>> BEGIN Data lines

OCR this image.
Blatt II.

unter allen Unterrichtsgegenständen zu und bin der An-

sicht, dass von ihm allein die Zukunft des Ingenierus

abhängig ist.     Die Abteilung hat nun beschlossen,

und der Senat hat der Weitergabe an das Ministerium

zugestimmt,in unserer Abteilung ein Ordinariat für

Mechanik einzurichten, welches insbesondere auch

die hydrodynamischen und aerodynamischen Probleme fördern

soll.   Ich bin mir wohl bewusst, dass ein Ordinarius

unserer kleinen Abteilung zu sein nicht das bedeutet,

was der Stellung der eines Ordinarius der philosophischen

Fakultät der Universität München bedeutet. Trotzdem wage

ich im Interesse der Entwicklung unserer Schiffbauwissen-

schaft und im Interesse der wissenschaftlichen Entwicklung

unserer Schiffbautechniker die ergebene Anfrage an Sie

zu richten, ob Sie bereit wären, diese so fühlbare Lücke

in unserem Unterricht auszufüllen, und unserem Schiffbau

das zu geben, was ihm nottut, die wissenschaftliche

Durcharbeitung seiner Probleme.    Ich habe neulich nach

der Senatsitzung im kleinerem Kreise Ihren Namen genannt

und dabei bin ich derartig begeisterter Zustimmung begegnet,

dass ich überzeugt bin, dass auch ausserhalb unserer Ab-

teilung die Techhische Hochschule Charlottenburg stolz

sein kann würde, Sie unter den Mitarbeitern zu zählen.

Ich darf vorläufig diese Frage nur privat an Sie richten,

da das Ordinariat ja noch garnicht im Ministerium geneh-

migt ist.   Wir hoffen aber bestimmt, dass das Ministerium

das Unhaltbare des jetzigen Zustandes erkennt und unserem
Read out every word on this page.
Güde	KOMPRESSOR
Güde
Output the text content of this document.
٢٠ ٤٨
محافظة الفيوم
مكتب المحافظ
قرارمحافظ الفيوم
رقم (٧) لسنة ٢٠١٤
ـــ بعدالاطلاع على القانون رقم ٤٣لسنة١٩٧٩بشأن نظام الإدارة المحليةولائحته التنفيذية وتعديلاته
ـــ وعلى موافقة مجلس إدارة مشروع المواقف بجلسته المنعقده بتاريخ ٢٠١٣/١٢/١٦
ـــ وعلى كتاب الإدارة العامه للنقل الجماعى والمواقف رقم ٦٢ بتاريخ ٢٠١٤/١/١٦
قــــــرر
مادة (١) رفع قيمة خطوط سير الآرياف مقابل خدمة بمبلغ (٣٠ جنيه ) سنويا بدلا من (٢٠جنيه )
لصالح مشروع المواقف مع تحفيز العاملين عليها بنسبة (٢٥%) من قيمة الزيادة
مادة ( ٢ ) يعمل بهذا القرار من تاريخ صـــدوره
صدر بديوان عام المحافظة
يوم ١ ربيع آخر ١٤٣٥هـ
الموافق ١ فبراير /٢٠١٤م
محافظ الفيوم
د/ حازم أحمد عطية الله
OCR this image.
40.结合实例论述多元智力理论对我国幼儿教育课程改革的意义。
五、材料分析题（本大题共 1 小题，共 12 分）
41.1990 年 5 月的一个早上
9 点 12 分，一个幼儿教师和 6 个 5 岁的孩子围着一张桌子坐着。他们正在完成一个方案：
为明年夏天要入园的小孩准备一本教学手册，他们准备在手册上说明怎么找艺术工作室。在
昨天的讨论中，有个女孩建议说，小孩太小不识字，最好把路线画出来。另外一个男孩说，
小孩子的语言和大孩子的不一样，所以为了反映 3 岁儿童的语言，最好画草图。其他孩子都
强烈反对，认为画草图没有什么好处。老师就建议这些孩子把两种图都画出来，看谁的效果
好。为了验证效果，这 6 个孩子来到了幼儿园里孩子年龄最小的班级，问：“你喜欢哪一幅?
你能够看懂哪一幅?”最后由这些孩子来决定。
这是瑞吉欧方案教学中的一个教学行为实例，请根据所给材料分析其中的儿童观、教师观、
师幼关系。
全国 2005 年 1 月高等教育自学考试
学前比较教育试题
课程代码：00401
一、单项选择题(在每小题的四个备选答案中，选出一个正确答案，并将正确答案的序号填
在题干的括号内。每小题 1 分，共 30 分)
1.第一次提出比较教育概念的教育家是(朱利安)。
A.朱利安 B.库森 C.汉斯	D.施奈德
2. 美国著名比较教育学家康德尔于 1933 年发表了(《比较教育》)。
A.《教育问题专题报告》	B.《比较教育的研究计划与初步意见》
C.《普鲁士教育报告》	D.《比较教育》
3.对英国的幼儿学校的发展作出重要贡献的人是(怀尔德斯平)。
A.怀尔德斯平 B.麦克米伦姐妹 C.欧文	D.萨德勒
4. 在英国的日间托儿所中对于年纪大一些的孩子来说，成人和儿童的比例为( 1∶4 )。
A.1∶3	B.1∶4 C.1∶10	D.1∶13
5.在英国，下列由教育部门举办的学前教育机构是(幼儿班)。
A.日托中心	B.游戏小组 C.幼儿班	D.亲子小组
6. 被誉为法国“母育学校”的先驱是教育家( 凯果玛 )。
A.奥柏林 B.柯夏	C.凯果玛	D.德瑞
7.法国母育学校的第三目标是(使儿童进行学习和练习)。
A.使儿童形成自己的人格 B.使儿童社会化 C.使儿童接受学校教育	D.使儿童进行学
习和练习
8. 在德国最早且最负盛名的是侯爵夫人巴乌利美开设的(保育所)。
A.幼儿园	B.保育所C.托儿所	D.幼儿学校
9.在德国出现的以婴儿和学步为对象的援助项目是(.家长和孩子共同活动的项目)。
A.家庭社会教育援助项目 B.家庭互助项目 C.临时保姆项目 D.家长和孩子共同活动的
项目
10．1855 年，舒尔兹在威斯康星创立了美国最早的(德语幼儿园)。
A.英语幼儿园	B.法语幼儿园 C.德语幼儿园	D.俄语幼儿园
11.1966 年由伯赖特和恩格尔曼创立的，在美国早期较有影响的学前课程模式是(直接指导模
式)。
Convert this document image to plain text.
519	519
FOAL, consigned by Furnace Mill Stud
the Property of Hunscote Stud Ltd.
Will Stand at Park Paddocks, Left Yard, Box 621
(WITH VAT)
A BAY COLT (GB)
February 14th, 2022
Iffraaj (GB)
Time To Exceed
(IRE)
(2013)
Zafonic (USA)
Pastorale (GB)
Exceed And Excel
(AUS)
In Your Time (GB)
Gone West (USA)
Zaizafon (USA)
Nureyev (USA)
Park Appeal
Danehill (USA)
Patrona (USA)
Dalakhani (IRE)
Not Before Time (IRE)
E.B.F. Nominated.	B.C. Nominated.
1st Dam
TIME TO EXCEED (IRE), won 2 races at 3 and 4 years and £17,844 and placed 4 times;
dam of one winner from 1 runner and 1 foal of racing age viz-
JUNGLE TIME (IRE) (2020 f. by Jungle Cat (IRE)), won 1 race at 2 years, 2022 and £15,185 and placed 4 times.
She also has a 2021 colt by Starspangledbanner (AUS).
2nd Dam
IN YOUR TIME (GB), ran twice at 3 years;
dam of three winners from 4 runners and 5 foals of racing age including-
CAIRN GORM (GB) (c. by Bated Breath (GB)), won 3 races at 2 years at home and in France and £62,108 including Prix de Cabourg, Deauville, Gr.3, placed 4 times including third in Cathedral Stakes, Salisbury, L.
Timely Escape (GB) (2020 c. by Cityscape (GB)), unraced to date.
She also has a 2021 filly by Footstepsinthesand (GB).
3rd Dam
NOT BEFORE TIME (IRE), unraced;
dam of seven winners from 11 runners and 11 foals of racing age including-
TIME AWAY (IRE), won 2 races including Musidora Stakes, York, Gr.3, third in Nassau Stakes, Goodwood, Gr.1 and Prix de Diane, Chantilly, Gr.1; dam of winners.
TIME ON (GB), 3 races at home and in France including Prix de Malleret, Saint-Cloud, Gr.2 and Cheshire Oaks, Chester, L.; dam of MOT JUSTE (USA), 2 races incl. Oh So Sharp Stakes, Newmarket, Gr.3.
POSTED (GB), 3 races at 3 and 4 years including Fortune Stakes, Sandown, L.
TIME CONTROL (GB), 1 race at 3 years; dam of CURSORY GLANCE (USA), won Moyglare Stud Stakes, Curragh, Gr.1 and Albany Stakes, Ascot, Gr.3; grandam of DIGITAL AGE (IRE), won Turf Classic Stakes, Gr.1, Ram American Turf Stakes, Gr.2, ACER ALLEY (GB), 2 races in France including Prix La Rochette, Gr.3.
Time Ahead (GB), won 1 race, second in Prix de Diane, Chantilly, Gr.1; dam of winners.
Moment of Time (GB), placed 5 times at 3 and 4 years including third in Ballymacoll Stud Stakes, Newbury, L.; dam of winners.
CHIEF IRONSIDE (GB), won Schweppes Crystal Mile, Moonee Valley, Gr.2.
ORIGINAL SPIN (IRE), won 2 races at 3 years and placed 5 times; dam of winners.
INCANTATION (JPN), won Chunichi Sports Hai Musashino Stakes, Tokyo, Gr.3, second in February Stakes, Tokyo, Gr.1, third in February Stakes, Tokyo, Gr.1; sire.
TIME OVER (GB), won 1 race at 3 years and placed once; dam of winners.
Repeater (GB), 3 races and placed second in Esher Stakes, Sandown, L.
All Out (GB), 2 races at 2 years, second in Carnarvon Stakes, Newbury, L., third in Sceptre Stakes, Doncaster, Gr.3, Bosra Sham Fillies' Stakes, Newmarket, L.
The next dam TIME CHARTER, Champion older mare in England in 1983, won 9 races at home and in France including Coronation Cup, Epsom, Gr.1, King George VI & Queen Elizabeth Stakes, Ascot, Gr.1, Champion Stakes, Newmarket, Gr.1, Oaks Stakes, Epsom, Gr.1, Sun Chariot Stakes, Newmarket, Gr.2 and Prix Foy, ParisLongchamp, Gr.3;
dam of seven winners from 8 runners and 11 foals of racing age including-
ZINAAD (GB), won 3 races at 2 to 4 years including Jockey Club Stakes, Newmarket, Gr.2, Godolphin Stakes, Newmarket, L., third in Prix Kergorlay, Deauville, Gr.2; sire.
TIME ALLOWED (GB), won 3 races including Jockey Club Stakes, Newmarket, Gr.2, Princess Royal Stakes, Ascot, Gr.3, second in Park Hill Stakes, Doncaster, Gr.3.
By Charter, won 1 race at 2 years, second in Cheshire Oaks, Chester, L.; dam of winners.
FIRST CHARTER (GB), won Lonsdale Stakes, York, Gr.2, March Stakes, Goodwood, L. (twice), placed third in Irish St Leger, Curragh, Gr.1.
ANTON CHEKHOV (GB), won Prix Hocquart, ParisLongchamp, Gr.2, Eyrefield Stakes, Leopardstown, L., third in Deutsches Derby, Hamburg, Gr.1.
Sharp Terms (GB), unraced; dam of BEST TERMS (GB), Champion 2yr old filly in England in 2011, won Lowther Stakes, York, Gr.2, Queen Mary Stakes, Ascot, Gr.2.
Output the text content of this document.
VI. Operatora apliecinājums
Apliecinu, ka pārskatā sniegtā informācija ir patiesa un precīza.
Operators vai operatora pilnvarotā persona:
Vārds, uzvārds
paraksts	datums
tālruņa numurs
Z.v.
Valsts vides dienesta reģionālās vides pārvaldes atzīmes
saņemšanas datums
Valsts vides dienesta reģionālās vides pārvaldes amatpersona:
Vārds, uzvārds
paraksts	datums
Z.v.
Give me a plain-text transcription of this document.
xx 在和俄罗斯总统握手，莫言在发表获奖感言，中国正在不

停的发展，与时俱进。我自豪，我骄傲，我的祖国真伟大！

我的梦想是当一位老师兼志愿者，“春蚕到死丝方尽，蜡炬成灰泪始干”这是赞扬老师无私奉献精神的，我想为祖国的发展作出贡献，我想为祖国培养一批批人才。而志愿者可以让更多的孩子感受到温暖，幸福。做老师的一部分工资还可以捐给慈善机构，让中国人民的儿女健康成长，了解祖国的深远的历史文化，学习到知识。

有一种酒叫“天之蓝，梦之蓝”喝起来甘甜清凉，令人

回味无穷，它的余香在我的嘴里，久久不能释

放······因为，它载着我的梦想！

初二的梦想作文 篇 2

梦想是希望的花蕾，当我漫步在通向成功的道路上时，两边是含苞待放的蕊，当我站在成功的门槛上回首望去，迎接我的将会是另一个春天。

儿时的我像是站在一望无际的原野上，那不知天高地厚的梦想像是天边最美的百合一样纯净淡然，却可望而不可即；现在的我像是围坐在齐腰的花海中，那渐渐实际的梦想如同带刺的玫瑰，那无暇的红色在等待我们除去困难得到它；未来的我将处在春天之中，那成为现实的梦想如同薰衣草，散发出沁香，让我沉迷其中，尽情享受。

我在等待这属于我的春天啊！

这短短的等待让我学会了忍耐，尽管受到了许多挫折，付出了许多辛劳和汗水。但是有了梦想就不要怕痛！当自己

>> END Data lines

=== Required task ===
Of the lines in the data, how many hold the string "seven"? State the number, nothing else.

=== Written answer ===
2